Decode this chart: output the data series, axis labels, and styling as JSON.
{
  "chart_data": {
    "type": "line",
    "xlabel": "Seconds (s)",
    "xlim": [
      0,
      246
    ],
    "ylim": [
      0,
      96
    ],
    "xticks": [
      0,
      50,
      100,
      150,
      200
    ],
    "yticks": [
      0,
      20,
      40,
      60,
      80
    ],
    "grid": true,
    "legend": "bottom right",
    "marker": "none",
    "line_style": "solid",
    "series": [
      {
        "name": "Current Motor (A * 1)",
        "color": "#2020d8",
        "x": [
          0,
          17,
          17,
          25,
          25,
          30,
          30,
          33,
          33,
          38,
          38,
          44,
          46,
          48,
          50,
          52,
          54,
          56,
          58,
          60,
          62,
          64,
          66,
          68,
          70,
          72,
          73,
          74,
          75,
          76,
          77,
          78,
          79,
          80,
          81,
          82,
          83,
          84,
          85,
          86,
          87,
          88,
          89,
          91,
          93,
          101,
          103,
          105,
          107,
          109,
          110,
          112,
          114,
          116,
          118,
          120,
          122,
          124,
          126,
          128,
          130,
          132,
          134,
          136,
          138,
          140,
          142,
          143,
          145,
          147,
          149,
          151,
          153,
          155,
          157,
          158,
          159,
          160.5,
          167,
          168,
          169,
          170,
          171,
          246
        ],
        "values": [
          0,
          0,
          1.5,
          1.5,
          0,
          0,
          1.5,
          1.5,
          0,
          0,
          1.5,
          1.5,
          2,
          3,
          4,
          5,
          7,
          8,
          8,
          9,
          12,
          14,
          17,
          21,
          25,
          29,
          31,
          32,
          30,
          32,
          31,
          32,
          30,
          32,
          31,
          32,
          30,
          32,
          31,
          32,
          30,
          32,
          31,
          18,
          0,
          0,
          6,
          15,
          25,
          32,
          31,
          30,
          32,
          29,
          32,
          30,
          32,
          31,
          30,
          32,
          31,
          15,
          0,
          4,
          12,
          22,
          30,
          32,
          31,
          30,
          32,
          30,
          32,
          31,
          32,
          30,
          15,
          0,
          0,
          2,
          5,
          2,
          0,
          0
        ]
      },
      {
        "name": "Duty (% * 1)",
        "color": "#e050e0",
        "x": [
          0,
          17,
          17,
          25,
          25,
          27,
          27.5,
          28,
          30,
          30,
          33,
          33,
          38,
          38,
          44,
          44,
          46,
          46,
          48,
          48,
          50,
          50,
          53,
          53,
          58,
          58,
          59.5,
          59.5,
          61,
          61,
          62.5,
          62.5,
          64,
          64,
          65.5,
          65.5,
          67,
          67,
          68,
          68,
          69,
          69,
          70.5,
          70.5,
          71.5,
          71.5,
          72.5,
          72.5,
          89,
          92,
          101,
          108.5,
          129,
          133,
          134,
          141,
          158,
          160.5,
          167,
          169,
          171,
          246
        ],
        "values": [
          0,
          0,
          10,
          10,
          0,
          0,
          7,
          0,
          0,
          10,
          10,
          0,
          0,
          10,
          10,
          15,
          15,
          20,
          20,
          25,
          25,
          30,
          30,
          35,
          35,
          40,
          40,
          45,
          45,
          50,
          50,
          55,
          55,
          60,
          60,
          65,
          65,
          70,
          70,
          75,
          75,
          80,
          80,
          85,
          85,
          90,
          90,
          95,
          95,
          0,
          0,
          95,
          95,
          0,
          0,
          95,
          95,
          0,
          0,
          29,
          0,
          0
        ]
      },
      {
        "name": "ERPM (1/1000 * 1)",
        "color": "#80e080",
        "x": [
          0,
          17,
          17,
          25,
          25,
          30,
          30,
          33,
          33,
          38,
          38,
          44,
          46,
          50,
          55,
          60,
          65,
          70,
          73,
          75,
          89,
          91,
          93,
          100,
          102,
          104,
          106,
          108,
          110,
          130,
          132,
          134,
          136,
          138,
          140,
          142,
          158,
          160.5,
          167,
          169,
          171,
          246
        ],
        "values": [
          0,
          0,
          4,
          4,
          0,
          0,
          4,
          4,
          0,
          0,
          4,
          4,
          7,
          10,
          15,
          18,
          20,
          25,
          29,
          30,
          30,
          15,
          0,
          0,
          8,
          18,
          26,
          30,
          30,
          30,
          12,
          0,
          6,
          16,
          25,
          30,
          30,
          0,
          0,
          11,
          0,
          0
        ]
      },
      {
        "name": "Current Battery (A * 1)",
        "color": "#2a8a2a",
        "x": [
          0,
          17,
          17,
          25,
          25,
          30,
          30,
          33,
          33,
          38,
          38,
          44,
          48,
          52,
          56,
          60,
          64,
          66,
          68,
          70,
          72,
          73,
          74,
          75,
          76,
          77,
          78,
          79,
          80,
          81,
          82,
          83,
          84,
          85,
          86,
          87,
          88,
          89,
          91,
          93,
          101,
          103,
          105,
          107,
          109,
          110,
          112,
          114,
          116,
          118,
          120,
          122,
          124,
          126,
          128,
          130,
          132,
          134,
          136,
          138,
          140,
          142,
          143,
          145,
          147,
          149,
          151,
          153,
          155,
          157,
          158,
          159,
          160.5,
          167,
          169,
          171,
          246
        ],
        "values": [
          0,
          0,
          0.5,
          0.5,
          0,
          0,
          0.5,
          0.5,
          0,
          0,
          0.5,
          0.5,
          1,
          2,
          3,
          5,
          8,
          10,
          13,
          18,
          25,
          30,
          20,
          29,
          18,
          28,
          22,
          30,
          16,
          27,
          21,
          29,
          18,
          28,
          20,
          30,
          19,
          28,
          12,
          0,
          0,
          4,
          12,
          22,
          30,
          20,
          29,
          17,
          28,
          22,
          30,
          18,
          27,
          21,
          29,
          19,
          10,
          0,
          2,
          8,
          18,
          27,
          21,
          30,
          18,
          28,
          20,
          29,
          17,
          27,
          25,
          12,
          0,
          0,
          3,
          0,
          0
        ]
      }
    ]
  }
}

**Directions for this task**
Pull out all lines from the entries above that include the word "series".

**Output for this exercise**
Decode this chart: output the data series, axis labels, and styling as JSON.
    "series": [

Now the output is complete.